_SET PROBLEM_
Search the data for the word "shortcut" and copy every line where it occurs.

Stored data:
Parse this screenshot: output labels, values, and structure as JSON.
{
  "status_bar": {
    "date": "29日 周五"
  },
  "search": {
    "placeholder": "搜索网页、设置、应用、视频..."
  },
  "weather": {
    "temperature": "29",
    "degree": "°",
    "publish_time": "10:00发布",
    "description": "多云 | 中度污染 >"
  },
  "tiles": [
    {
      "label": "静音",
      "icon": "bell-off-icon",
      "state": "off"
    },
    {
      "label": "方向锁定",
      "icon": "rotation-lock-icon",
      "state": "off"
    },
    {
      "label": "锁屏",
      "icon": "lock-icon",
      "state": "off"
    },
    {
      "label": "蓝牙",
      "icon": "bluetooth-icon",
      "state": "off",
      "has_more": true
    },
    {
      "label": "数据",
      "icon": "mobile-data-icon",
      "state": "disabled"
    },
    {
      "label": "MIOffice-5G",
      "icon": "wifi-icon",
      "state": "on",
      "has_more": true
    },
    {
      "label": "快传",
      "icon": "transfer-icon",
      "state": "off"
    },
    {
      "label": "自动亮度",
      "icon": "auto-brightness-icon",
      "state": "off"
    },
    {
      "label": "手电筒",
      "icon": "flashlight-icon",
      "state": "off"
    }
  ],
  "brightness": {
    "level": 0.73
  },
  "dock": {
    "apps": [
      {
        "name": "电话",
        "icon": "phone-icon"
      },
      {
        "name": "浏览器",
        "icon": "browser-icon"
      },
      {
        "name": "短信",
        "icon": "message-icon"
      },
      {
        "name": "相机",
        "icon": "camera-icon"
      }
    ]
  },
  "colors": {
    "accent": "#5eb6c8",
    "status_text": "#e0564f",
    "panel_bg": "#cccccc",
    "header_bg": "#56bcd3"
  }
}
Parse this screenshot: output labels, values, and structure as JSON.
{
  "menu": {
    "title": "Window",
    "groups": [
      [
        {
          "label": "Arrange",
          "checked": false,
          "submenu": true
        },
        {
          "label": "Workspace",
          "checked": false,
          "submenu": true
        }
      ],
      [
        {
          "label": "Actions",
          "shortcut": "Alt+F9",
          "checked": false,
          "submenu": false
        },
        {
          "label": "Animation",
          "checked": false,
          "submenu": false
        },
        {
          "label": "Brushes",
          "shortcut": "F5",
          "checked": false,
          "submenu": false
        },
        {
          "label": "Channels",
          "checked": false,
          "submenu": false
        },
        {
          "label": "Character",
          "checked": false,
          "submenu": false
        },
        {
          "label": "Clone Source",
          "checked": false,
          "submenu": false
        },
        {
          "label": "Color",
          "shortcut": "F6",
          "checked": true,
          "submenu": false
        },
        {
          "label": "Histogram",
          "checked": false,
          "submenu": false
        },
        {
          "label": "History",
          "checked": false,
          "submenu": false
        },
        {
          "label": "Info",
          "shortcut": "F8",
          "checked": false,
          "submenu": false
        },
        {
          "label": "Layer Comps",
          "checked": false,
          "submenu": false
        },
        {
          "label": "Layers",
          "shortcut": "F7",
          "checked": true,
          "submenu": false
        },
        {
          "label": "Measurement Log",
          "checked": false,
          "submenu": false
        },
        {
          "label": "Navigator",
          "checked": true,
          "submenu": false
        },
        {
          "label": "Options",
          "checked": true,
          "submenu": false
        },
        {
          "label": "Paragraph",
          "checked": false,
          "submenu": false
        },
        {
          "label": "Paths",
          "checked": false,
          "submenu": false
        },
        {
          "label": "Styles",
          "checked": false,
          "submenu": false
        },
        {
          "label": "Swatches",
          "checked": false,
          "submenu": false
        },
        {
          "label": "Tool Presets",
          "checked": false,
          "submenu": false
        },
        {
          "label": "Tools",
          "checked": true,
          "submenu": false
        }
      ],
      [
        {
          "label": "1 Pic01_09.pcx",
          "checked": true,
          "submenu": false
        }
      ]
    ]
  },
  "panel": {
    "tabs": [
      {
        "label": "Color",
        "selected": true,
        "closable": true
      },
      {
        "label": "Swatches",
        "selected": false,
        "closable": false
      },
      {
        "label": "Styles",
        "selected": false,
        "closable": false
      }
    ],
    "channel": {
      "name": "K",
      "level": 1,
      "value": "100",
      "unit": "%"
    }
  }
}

_THE RESPONSE_
          "shortcut": "Alt+F9",
          "shortcut": "F5",
          "shortcut": "F6",
          "shortcut": "F8",
          "shortcut": "F7",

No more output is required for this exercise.